WHAT YOU HAVE TO DO —
Without the pictures, output the records below word for word.

====== INFORMATION PROVIDED ======

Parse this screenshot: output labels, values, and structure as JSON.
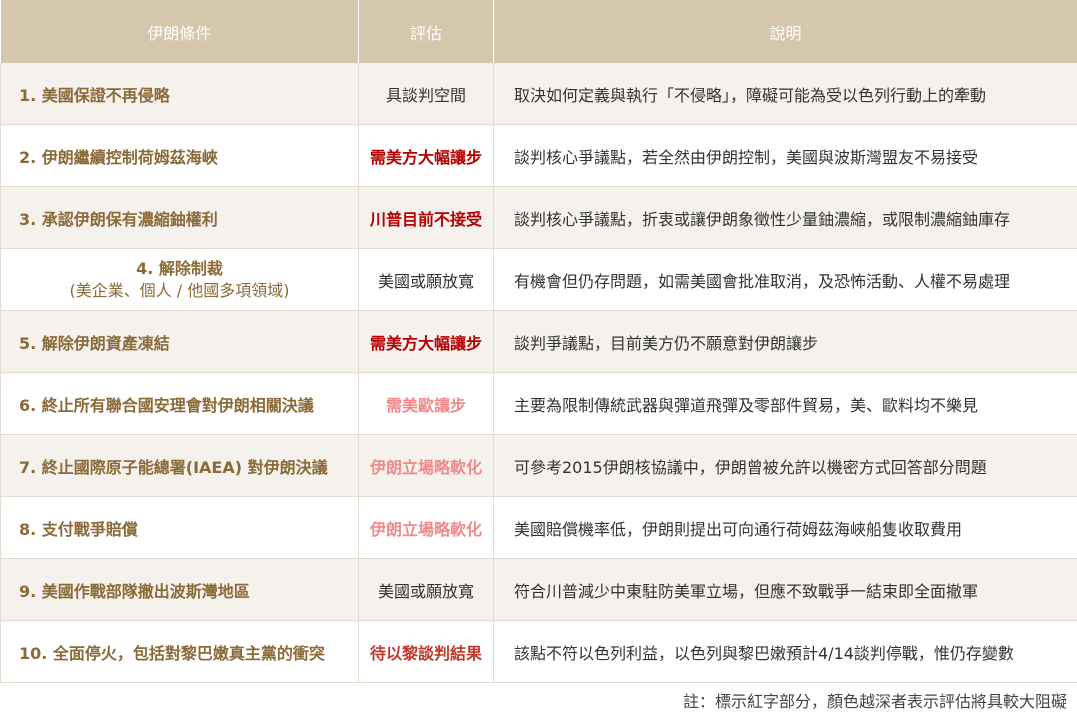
{
  "headers": [
    "伊朗條件",
    "評估",
    "說明"
  ],
  "rows": [
    {
      "cond": "1. 美國保證不再侵略",
      "eval": "具談判空間",
      "desc": "取決如何定義與執行「不侵略」，障礙可能為受以色列行動上的牽動"
    },
    {
      "cond": "2. 伊朗繼續控制荷姆茲海峽",
      "eval": "需美方大幅讓步",
      "desc": "談判核心爭議點，若全然由伊朗控制，美國與波斯灣盟友不易接受"
    },
    {
      "cond": "3. 承認伊朗保有濃縮鈾權利",
      "eval": "川普目前不接受",
      "desc": "談判核心爭議點，折衷或讓伊朗象徵性少量鈾濃縮，或限制濃縮鈾庫存"
    },
    {
      "cond": "4. 解除制裁",
      "cond_sub": "(美企業、個人 / 他國多項領域)",
      "eval": "美國或願放寬",
      "desc": "有機會但仍存問題，如需美國會批准取消，及恐怖活動、人權不易處理"
    },
    {
      "cond": "5. 解除伊朗資產凍結",
      "eval": "需美方大幅讓步",
      "desc": "談判爭議點，目前美方仍不願意對伊朗讓步"
    },
    {
      "cond": "6. 終止所有聯合國安理會對伊朗相關決議",
      "eval": "需美歐讓步",
      "desc": "主要為限制傳統武器與彈道飛彈及零部件貿易，美、歐料均不樂見"
    },
    {
      "cond": "7. 終止國際原子能總署(IAEA) 對伊朗決議",
      "eval": "伊朗立場略軟化",
      "desc": "可參考2015伊朗核協議中，伊朗曾被允許以機密方式回答部分問題"
    },
    {
      "cond": "8. 支付戰爭賠償",
      "eval": "伊朗立場略軟化",
      "desc": "美國賠償機率低，伊朗則提出可向通行荷姆茲海峽船隻收取費用"
    },
    {
      "cond": "9. 美國作戰部隊撤出波斯灣地區",
      "eval": "美國或願放寬",
      "desc": "符合川普減少中東駐防美軍立場，但應不致戰爭一結束即全面撤軍"
    },
    {
      "cond": "10. 全面停火，包括對黎巴嫩真主黨的衝突",
      "eval": "待以黎談判結果",
      "desc": "該點不符以色列利益，以色列與黎巴嫩預計4/14談判停戰，惟仍存變數"
    }
  ],
  "note": "註：標示紅字部分，顏色越深者表示評估將具較大阻礙",
  "colors": {
    "header_bg": "#d5c7ab",
    "condition_text": "#8b6a38",
    "red_strong": "#b40000",
    "red_light": "#f08a8a"
  }
}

======

EXPECTED ANSWER —
Parse this screenshot: output labels, values, and structure as JSON.
{
  "headers": [
    "伊朗條件",
    "評估",
    "說明"
  ],
  "rows": [
    {
      "cond": "1. 美國保證不再侵略",
      "eval": "具談判空間",
      "desc": "取決如何定義與執行「不侵略」，障礙可能為受以色列行動上的牽動"
    },
    {
      "cond": "2. 伊朗繼續控制荷姆茲海峽",
      "eval": "需美方大幅讓步",
      "desc": "談判核心爭議點，若全然由伊朗控制，美國與波斯灣盟友不易接受"
    },
    {
      "cond": "3. 承認伊朗保有濃縮鈾權利",
      "eval": "川普目前不接受",
      "desc": "談判核心爭議點，折衷或讓伊朗象徵性少量鈾濃縮，或限制濃縮鈾庫存"
    },
    {
      "cond": "4. 解除制裁",
      "cond_sub": "(美企業、個人 / 他國多項領域)",
      "eval": "美國或願放寬",
      "desc": "有機會但仍存問題，如需美國會批准取消，及恐怖活動、人權不易處理"
    },
    {
      "cond": "5. 解除伊朗資產凍結",
      "eval": "需美方大幅讓步",
      "desc": "談判爭議點，目前美方仍不願意對伊朗讓步"
    },
    {
      "cond": "6. 終止所有聯合國安理會對伊朗相關決議",
      "eval": "需美歐讓步",
      "desc": "主要為限制傳統武器與彈道飛彈及零部件貿易，美、歐料均不樂見"
    },
    {
      "cond": "7. 終止國際原子能總署(IAEA) 對伊朗決議",
      "eval": "伊朗立場略軟化",
      "desc": "可參考2015伊朗核協議中，伊朗曾被允許以機密方式回答部分問題"
    },
    {
      "cond": "8. 支付戰爭賠償",
      "eval": "伊朗立場略軟化",
      "desc": "美國賠償機率低，伊朗則提出可向通行荷姆茲海峽船隻收取費用"
    },
    {
      "cond": "9. 美國作戰部隊撤出波斯灣地區",
      "eval": "美國或願放寬",
      "desc": "符合川普減少中東駐防美軍立場，但應不致戰爭一結束即全面撤軍"
    },
    {
      "cond": "10. 全面停火，包括對黎巴嫩真主黨的衝突",
      "eval": "待以黎談判結果",
      "desc": "該點不符以色列利益，以色列與黎巴嫩預計4/14談判停戰，惟仍存變數"
    }
  ],
  "note": "註：標示紅字部分，顏色越深者表示評估將具較大阻礙",
  "colors": {
    "header_bg": "#d5c7ab",
    "condition_text": "#8b6a38",
    "red_strong": "#b40000",
    "red_light": "#f08a8a"
  }
}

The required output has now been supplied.